EXTRACTED ENTRIES =
---+---

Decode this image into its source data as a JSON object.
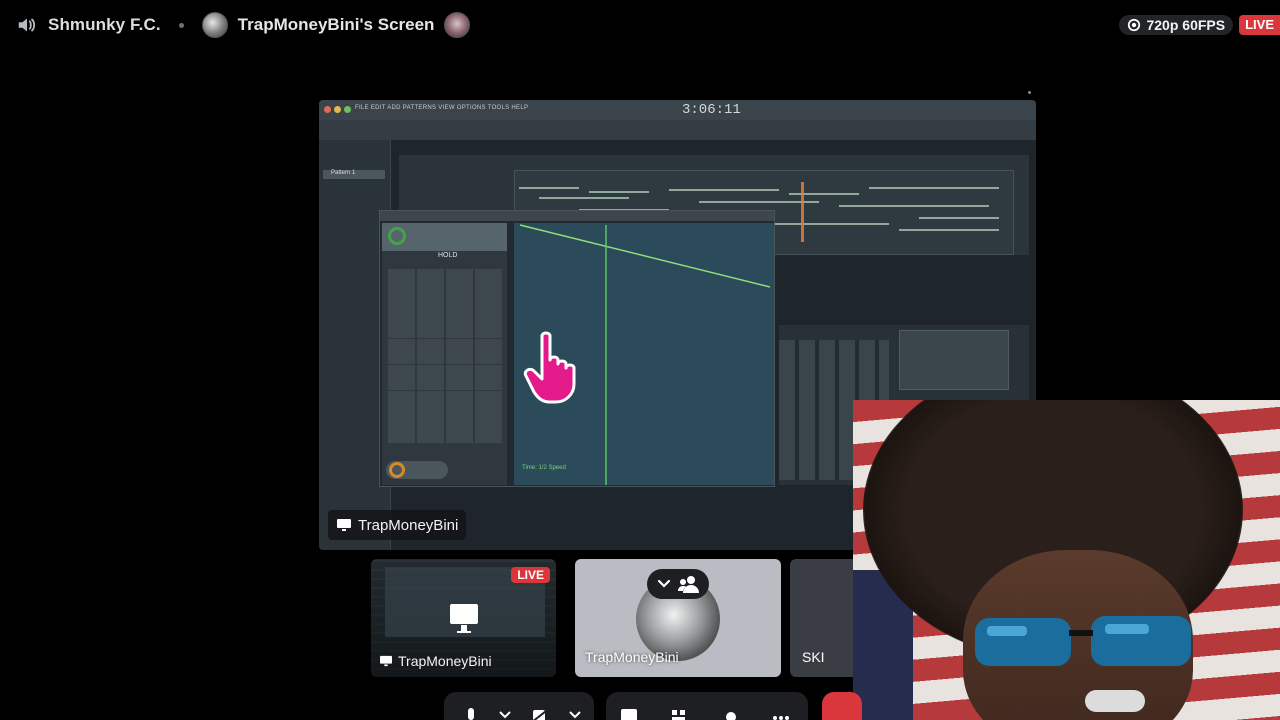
{
  "header": {
    "server_name": "Shmunky F.C.",
    "screen_title": "TrapMoneyBini's Screen",
    "quality": "720p 60FPS",
    "live_label": "LIVE"
  },
  "stream": {
    "name_tag": "TrapMoneyBini",
    "fl_time": "3:06:11",
    "fl_menu": "FILE EDIT ADD PATTERNS VIEW OPTIONS TOOLS HELP",
    "fl_pattern": "Pattern 1",
    "gb_hold": "HOLD",
    "gb_status": "Time: 1/2 Speed"
  },
  "participants": [
    {
      "name": "TrapMoneyBini",
      "badge": "LIVE",
      "type": "screen"
    },
    {
      "name": "TrapMoneyBini",
      "type": "avatar"
    },
    {
      "name": "SKI",
      "type": "user"
    }
  ],
  "colors": {
    "live_red": "#da373c",
    "panel_dark": "#1e1f22",
    "hand_pink": "#e4198a"
  }
}
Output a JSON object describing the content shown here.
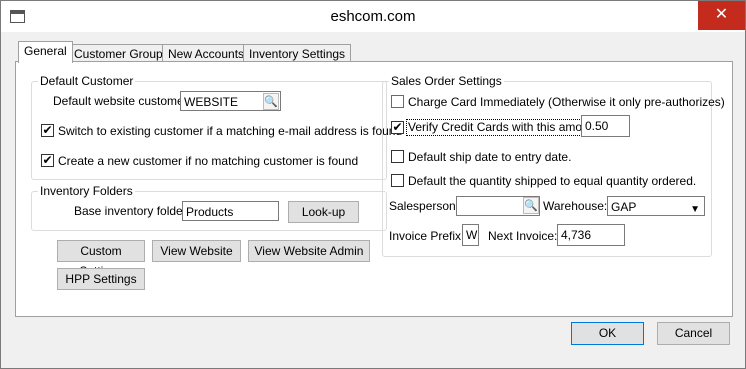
{
  "window": {
    "title": "eshcom.com",
    "close_icon": "close-icon"
  },
  "tabs": [
    {
      "label": "General"
    },
    {
      "label": "Customer Groups"
    },
    {
      "label": "New Accounts"
    },
    {
      "label": "Inventory Settings"
    }
  ],
  "default_customer": {
    "group_label": "Default Customer",
    "website_customer_label": "Default website customer:",
    "website_customer_value": "WEBSITE",
    "switch_existing_label": "Switch to existing customer if a matching e-mail address is found",
    "switch_existing_checked": true,
    "create_new_label": "Create a new customer if no matching customer is found",
    "create_new_checked": true
  },
  "inventory_folders": {
    "group_label": "Inventory Folders",
    "base_folder_label": "Base inventory folder:",
    "base_folder_value": "Products",
    "lookup_button": "Look-up"
  },
  "buttons": {
    "custom_settings": "Custom Settings",
    "view_website": "View Website",
    "view_website_admin": "View Website Admin",
    "hpp_settings": "HPP Settings",
    "ok": "OK",
    "cancel": "Cancel"
  },
  "sales_order": {
    "group_label": "Sales Order Settings",
    "charge_card_label": "Charge Card Immediately (Otherwise it only pre-authorizes)",
    "charge_card_checked": false,
    "verify_cards_label": "Verify Credit Cards with this amount:",
    "verify_cards_checked": true,
    "verify_amount": "0.50",
    "default_ship_label": "Default ship date to entry date.",
    "default_ship_checked": false,
    "default_qty_label": "Default the quantity shipped to equal quantity ordered.",
    "default_qty_checked": false,
    "salesperson_label": "Salesperson:",
    "salesperson_value": "",
    "warehouse_label": "Warehouse:",
    "warehouse_value": "GAP",
    "invoice_prefix_label": "Invoice Prefix:",
    "invoice_prefix_value": "W",
    "next_invoice_label": "Next Invoice:",
    "next_invoice_value": "4,736"
  }
}
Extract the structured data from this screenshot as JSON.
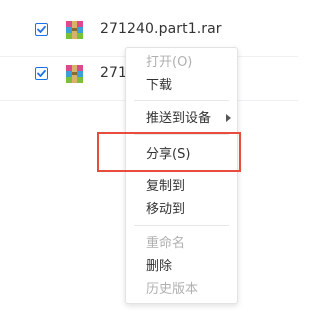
{
  "files": [
    {
      "name": "271240.part1.rar",
      "checked": true
    },
    {
      "name": "2712",
      "checked": true
    }
  ],
  "context_menu": {
    "items": [
      {
        "label": "打开(O)",
        "disabled": true
      },
      {
        "label": "下载",
        "disabled": false
      },
      {
        "label": "推送到设备",
        "disabled": false,
        "submenu": true
      },
      {
        "label": "分享(S)",
        "disabled": false,
        "highlighted": true
      },
      {
        "label": "复制到",
        "disabled": false
      },
      {
        "label": "移动到",
        "disabled": false
      },
      {
        "label": "重命名",
        "disabled": true
      },
      {
        "label": "删除",
        "disabled": false
      },
      {
        "label": "历史版本",
        "disabled": true
      }
    ]
  },
  "colors": {
    "checkbox": "#1a73e8",
    "highlight_box": "#e74c3c",
    "disabled_text": "#b0b0b0"
  },
  "icons": {
    "file": "winrar-archive-icon",
    "checkbox_check": "check-icon",
    "submenu": "chevron-right-icon"
  }
}
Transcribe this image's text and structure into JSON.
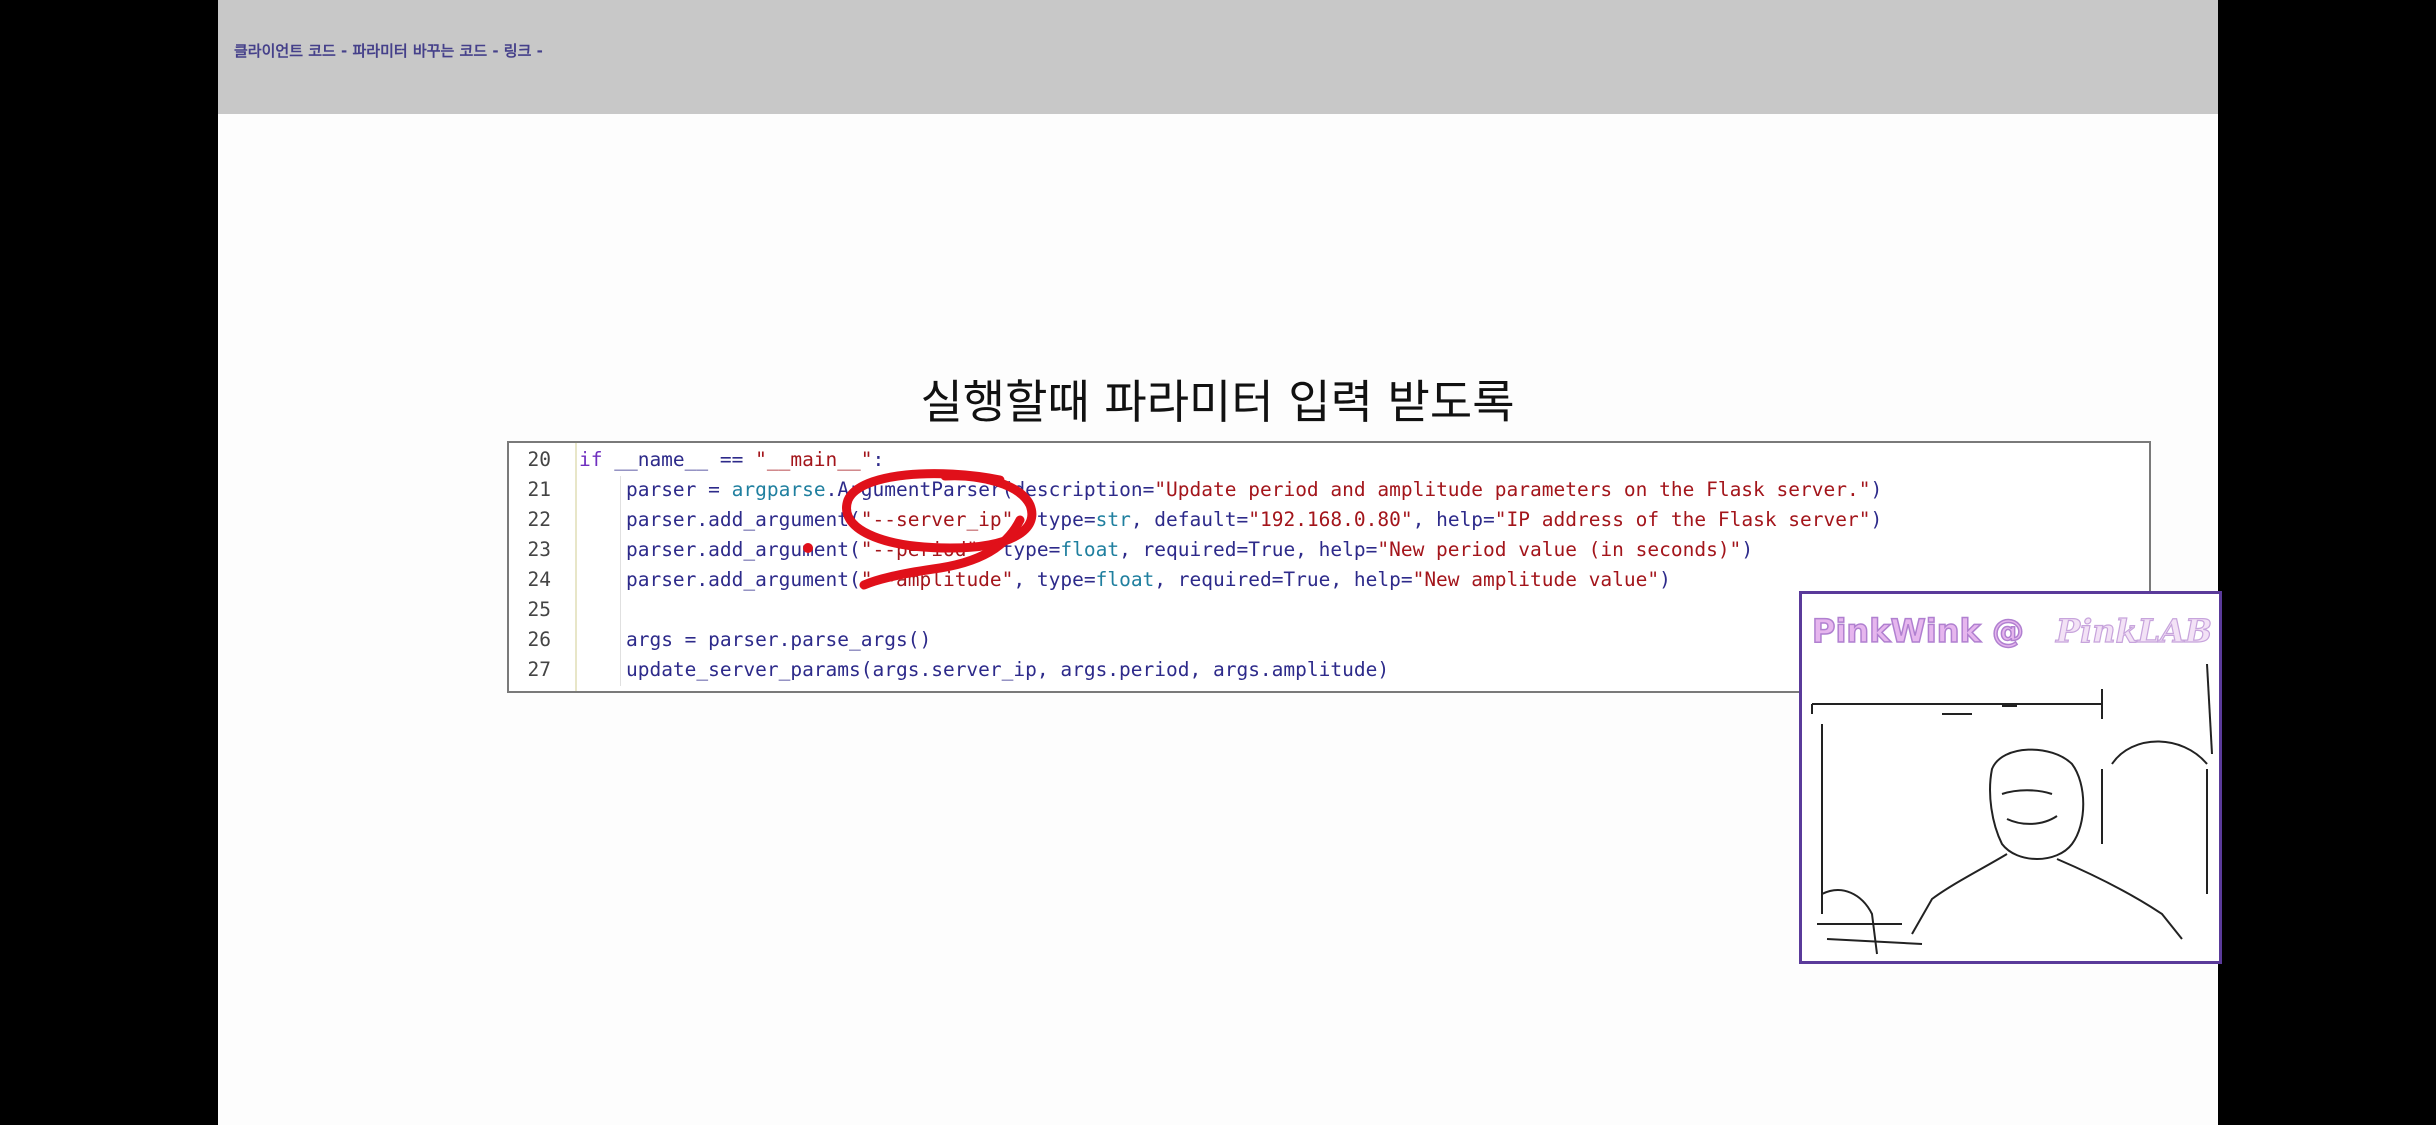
{
  "header": {
    "title": "클라이언트 코드 - 파라미터 바꾸는 코드 - 링크 -"
  },
  "slide": {
    "heading": "실행할때 파라미터 입력 받도록"
  },
  "code": {
    "lines": [
      {
        "num": "20",
        "indent": "",
        "parts": [
          [
            "kw",
            "if"
          ],
          [
            "p",
            " __name__ == "
          ],
          [
            "str",
            "\"__main__\""
          ],
          [
            "p",
            ":"
          ]
        ]
      },
      {
        "num": "21",
        "indent": "    ",
        "parts": [
          [
            "p",
            "parser = "
          ],
          [
            "mod",
            "argparse"
          ],
          [
            "p",
            "."
          ],
          [
            "fn",
            "ArgumentParser"
          ],
          [
            "p",
            "(description="
          ],
          [
            "str",
            "\"Update period and amplitude parameters on the Flask server.\""
          ],
          [
            "p",
            ")"
          ]
        ]
      },
      {
        "num": "22",
        "indent": "    ",
        "parts": [
          [
            "p",
            "parser.add_argument("
          ],
          [
            "str",
            "\"--server_ip\""
          ],
          [
            "p",
            ", type="
          ],
          [
            "ty",
            "str"
          ],
          [
            "p",
            ", default="
          ],
          [
            "str",
            "\"192.168.0.80\""
          ],
          [
            "p",
            ", help="
          ],
          [
            "str",
            "\"IP address of the Flask server\""
          ],
          [
            "p",
            ")"
          ]
        ]
      },
      {
        "num": "23",
        "indent": "    ",
        "parts": [
          [
            "p",
            "parser.add_argument("
          ],
          [
            "str",
            "\"--period\""
          ],
          [
            "p",
            ", type="
          ],
          [
            "ty",
            "float"
          ],
          [
            "p",
            ", required=True, help="
          ],
          [
            "str",
            "\"New period value (in seconds)\""
          ],
          [
            "p",
            ")"
          ]
        ]
      },
      {
        "num": "24",
        "indent": "    ",
        "parts": [
          [
            "p",
            "parser.add_argument("
          ],
          [
            "str",
            "\"--amplitude\""
          ],
          [
            "p",
            ", type="
          ],
          [
            "ty",
            "float"
          ],
          [
            "p",
            ", required=True, help="
          ],
          [
            "str",
            "\"New amplitude value\""
          ],
          [
            "p",
            ")"
          ]
        ]
      },
      {
        "num": "25",
        "indent": "",
        "parts": []
      },
      {
        "num": "26",
        "indent": "    ",
        "parts": [
          [
            "p",
            "args = parser.parse_args()"
          ]
        ]
      },
      {
        "num": "27",
        "indent": "    ",
        "parts": [
          [
            "p",
            "update_server_params(args.server_ip, args.period, args.amplitude)"
          ]
        ]
      }
    ]
  },
  "webcam": {
    "label_left": "PinkWink @",
    "label_right": "PinkLAB"
  },
  "colors": {
    "annotation": "#e0101a",
    "webcam_border": "#5a3a9a",
    "header_text": "#45408a"
  }
}
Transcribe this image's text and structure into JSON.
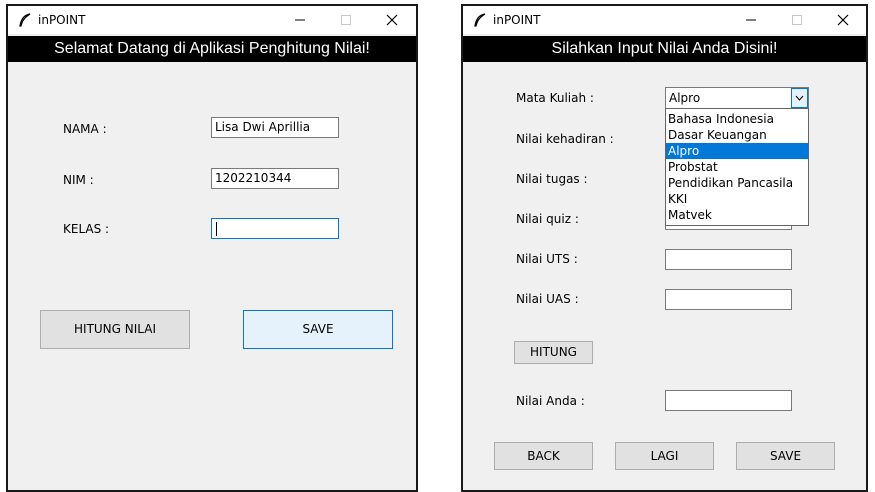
{
  "window1": {
    "title": "inPOINT",
    "banner": "Selamat Datang di Aplikasi Penghitung Nilai!",
    "fields": [
      {
        "label": "NAMA :",
        "value": "Lisa Dwi Aprillia"
      },
      {
        "label": "NIM :",
        "value": "1202210344"
      },
      {
        "label": "KELAS :",
        "value": ""
      }
    ],
    "buttons": {
      "hitung": "HITUNG NILAI",
      "save": "SAVE"
    }
  },
  "window2": {
    "title": "inPOINT",
    "banner": "Silahkan Input Nilai Anda Disini!",
    "mata_kuliah": {
      "label": "Mata Kuliah :",
      "selected": "Alpro",
      "options": [
        "Bahasa Indonesia",
        "Dasar Keuangan",
        "Alpro",
        "Probstat",
        "Pendidikan Pancasila",
        "KKI",
        "Matvek"
      ]
    },
    "fields": [
      {
        "label": "Nilai kehadiran :",
        "value": ""
      },
      {
        "label": "Nilai tugas :",
        "value": ""
      },
      {
        "label": "Nilai quiz :",
        "value": ""
      },
      {
        "label": "Nilai UTS :",
        "value": ""
      },
      {
        "label": "Nilai UAS :",
        "value": ""
      }
    ],
    "hitung_label": "HITUNG",
    "result": {
      "label": "Nilai Anda :",
      "value": ""
    },
    "buttons": {
      "back": "BACK",
      "lagi": "LAGI",
      "save": "SAVE"
    }
  },
  "colors": {
    "accent": "#0078d7",
    "banner_bg": "#000000",
    "window_bg": "#f0f0f0"
  },
  "icons": [
    "feather-icon",
    "minimize-icon",
    "maximize-icon",
    "close-icon",
    "chevron-down-icon"
  ]
}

---+---

REQUIREMENTS = Tally the lines in the entries above that hold the word "amplitude". Reply with nothing but that count.

RESPONSE TO THE EXERCISE = 4